▶ **Your instructions**
Read the records below and copy each line that contains "title".
########################################
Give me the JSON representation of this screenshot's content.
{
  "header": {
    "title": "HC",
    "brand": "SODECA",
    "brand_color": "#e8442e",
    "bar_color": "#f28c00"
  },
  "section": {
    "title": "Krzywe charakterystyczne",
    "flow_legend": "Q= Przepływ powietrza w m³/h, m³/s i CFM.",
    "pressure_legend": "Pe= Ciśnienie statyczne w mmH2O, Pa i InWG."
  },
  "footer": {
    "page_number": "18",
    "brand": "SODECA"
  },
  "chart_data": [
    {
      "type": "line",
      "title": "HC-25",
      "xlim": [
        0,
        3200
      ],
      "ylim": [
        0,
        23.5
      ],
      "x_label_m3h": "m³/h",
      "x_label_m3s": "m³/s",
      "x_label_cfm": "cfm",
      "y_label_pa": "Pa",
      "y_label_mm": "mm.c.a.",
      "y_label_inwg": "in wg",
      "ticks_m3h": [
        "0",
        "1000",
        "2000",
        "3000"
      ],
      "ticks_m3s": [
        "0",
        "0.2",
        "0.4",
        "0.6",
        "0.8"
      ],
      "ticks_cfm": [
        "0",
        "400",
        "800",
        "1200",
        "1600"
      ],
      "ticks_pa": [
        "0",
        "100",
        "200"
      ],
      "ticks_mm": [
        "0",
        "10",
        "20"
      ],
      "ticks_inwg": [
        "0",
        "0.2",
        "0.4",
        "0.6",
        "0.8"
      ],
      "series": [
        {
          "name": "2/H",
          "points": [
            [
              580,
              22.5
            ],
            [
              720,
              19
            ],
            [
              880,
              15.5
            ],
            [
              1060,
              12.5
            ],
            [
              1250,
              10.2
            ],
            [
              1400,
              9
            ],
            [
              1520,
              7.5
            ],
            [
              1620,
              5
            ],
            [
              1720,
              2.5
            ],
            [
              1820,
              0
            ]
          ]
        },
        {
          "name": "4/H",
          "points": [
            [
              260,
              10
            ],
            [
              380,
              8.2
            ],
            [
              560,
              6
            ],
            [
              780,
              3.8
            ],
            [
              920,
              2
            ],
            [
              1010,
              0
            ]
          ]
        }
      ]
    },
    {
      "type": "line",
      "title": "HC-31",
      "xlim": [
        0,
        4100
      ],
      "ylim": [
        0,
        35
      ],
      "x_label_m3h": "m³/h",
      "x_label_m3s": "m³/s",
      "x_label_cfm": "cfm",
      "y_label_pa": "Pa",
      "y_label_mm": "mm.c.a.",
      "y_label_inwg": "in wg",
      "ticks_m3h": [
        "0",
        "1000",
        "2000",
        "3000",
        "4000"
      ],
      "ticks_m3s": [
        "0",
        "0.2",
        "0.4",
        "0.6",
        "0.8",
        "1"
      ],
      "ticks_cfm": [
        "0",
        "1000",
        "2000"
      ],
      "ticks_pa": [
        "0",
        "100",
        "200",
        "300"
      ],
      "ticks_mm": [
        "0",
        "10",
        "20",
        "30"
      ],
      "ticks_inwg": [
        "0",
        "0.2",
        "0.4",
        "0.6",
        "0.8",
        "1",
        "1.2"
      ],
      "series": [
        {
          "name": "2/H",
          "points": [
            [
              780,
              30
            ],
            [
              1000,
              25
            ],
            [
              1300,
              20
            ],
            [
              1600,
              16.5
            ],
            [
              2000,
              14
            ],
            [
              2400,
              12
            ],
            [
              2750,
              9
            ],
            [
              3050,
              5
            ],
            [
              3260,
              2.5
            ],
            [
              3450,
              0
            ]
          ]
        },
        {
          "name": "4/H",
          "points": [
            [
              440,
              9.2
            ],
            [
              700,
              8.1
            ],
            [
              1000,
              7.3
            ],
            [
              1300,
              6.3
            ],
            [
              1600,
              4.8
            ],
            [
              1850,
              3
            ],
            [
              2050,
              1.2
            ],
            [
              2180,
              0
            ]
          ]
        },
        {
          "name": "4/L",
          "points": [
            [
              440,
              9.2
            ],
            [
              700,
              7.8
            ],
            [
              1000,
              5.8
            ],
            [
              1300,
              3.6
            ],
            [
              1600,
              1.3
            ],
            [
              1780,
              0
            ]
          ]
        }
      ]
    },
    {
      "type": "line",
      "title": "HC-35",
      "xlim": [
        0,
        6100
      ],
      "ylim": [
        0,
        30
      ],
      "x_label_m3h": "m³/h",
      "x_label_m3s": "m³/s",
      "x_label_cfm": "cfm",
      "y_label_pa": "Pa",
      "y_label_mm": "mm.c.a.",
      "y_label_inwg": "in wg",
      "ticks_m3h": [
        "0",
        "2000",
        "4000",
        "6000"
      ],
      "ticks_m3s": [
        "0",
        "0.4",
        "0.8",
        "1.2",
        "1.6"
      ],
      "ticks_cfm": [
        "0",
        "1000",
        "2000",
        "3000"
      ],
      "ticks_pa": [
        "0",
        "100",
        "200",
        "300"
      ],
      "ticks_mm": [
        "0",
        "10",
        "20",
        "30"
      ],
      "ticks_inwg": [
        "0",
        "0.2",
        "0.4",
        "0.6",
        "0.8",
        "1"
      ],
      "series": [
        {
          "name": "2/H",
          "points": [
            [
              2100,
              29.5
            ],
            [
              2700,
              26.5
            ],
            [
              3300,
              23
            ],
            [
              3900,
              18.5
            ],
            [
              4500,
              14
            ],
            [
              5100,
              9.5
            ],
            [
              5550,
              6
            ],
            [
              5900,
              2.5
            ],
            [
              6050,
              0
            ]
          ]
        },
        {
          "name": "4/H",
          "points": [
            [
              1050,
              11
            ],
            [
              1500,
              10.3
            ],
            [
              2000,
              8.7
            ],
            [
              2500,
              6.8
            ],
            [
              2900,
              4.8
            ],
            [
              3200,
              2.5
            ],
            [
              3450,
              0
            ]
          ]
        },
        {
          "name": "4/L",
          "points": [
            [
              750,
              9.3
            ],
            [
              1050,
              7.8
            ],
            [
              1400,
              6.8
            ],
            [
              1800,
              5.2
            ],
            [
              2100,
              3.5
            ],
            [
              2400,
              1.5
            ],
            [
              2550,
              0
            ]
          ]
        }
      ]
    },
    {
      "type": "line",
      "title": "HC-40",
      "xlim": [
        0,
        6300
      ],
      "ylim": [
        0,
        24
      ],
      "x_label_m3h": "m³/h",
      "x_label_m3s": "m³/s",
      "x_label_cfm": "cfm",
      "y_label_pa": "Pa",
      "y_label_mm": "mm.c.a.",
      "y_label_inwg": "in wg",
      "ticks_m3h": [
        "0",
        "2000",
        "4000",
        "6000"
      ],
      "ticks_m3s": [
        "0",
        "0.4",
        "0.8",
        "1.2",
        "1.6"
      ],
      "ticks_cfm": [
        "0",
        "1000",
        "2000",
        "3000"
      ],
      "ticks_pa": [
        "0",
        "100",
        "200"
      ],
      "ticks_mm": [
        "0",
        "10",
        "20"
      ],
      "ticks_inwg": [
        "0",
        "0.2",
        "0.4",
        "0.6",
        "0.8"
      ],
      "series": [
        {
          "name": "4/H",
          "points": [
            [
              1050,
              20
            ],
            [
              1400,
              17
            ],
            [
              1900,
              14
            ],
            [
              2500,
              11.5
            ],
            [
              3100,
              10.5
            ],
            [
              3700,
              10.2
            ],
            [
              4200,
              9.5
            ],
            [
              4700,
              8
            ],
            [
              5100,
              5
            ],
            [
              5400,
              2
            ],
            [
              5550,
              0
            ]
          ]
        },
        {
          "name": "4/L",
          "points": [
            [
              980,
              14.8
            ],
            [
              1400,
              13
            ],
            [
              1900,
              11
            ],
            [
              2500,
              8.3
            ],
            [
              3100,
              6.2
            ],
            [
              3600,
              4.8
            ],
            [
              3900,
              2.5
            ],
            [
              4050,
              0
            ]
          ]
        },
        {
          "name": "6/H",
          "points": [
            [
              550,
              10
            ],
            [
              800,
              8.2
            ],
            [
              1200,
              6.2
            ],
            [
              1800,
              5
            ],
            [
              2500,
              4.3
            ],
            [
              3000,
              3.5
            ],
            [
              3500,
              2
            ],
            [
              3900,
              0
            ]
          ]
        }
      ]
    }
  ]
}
########################################
▶ **Task response**
    "title": "HC",
    "title": "Krzywe charakterystyczne",
      "title": "HC-25",
      "title": "HC-31",
      "title": "HC-35",
      "title": "HC-40",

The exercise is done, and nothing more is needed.